# Text section
Prove that $\int_{-\infty}^{\infty} x^2 e^{-\alpha x^2} dx = \frac{1}{2} \sqrt{\frac{\pi}{\alpha^3}}$

Question

Prove that $\displaystyle\int_{-\infty}^{\infty} x^2 e^{-\alpha x^2} dx = \frac{1}{2} \sqrt{\frac{\pi}{\alpha^3}}$.

You're allowed to use the formula $\displaystyle\int_{-\infty}^{\infty} e^{-\alpha x^2} dx = \sqrt{\frac{\pi}{\alpha}}$.

Answer 1

This requires Integration by parts. Note that

$$ \int u(x)v'(x) dx = u(x)v(x) - \int u'(x)v(x) dx $$

If we let $$ v'(x) = -2axe^{-ax^2}$$ And we let

$$ u(x) = -\frac{1}{2a}x $$

Then it is easy to see that

$$ u(x)v'(x) = x^2e^{-ax^2} $$

Note that by the chain rule

$$ v(x) = e^{-ax^2} $$

Thus

$$ \int_{-\infty}^{\infty} x^2e^{-ax^2} = -\frac{x}{2a}e^{-ax^2} | _{-\infty}^{\infty} - \frac{1}{2a} \int_{-\infty}^{\infty} e^{ax^2} dx $$

This is equal to

$$ 0+\frac{1}{2a} \sqrt{\frac{\pi}{a}} = \frac{1}{2} \sqrt{\frac{\pi}{a^3}}$$

Answer 2

Differentiate the allowed formula once with respect to $\alpha$.

# Tasks to complete
1 > In the first answer of the Gaussian integral thread, why does v(x) equal e^{-ax^2}? Reply in one to three sentences.
2 > Reproduce part of the Gaussian integral thread word for word, beginning at the words "This is equal" and stopping after the words "respect to $\alpha$.".
The records below the thread come from a different source.

# Entries
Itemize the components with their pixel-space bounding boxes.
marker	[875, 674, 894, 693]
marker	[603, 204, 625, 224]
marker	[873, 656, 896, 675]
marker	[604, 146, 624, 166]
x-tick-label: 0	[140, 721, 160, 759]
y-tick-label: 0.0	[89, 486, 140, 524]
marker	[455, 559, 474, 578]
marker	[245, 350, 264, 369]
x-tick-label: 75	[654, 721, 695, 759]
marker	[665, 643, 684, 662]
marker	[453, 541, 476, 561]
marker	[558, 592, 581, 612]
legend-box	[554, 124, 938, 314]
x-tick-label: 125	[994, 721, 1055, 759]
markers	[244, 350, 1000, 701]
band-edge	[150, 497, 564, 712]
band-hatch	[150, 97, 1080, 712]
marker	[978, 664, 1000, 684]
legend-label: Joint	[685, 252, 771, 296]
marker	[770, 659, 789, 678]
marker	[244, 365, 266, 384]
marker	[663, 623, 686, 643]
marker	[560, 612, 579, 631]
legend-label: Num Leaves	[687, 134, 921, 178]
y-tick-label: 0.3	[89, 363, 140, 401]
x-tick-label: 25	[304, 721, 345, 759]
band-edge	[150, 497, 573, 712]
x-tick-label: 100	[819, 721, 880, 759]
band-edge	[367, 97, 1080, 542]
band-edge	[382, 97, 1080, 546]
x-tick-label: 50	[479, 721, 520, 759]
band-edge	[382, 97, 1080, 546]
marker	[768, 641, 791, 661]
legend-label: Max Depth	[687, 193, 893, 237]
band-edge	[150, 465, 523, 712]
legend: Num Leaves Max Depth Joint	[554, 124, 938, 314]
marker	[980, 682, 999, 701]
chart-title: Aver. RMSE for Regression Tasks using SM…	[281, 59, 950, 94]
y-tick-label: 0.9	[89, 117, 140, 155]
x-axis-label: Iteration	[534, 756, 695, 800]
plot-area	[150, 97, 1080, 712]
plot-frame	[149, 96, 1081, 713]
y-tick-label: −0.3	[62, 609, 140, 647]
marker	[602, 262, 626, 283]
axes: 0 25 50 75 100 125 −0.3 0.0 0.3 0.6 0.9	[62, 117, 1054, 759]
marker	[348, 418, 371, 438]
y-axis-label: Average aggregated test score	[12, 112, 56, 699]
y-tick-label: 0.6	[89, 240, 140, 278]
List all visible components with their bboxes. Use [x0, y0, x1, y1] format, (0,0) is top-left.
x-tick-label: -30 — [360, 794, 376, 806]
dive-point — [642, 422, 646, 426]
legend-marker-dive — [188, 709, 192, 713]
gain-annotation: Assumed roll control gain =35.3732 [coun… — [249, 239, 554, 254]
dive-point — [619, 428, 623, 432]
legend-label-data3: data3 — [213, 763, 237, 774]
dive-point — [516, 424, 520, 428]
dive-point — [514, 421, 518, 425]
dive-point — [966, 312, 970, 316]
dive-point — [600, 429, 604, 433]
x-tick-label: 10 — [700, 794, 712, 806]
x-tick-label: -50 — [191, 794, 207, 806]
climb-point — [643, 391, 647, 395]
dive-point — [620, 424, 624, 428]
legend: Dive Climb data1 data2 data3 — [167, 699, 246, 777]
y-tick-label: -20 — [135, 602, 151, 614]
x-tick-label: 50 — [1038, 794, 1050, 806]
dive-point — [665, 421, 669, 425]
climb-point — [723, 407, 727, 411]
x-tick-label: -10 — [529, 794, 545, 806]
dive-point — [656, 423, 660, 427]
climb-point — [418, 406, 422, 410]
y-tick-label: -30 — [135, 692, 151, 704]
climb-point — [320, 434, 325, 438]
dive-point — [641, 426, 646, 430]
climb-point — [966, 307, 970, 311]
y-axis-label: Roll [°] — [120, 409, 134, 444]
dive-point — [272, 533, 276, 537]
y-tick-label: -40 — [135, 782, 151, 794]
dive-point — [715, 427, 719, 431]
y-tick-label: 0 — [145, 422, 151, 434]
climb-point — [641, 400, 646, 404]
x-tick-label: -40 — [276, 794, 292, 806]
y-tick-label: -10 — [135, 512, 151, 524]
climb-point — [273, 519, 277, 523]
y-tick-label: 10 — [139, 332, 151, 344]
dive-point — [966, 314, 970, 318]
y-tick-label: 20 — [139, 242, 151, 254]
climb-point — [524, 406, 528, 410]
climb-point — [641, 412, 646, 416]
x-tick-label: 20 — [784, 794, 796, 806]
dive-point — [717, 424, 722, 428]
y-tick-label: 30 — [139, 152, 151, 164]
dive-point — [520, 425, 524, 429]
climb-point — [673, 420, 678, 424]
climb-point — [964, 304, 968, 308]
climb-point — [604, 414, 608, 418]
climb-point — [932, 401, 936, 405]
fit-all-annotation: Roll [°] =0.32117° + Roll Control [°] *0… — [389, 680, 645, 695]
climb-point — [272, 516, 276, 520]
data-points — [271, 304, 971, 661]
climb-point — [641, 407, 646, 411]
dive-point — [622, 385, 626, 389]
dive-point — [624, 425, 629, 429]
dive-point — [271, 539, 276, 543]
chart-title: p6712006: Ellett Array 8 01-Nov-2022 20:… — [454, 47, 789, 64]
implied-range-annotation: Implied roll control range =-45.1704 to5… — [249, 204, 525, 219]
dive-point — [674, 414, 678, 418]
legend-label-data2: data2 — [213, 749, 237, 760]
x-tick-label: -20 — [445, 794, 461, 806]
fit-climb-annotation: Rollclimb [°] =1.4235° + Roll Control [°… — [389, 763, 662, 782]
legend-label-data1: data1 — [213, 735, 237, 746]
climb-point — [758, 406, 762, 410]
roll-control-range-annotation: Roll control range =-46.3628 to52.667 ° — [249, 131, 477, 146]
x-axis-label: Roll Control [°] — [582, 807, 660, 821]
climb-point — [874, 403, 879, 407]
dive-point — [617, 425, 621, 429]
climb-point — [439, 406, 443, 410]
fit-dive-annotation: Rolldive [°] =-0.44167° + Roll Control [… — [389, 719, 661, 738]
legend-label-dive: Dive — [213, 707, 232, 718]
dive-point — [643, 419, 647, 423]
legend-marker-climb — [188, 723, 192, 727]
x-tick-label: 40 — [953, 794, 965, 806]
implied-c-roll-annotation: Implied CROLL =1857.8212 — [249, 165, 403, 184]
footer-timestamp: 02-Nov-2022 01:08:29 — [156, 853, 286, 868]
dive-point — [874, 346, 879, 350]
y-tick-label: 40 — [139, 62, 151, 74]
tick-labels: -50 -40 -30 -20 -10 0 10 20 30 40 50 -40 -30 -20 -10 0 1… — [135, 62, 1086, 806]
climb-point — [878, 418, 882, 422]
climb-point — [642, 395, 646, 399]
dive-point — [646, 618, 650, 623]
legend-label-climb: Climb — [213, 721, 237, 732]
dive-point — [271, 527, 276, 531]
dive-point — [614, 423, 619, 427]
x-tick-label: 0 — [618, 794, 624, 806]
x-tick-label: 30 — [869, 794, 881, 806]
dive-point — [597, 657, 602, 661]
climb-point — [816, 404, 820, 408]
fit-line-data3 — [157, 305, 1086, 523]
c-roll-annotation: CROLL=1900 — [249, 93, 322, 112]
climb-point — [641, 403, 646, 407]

# List of solutions
1 > It follows from the chain rule. The answer chooses v'(x) = -2axe^{-ax^2}, and differentiating e^{-ax^2} by the chain rule gives that expression, so v(x) = e^{-ax^2}.

2 >
This is equal to

$$ 0+\frac{1}{2a} \sqrt{\frac{\pi}{a}} = \frac{1}{2} \sqrt{\frac{\pi}{a^3}}$$

Answer 2

Differentiate the allowed formula once with respect to $\alpha$.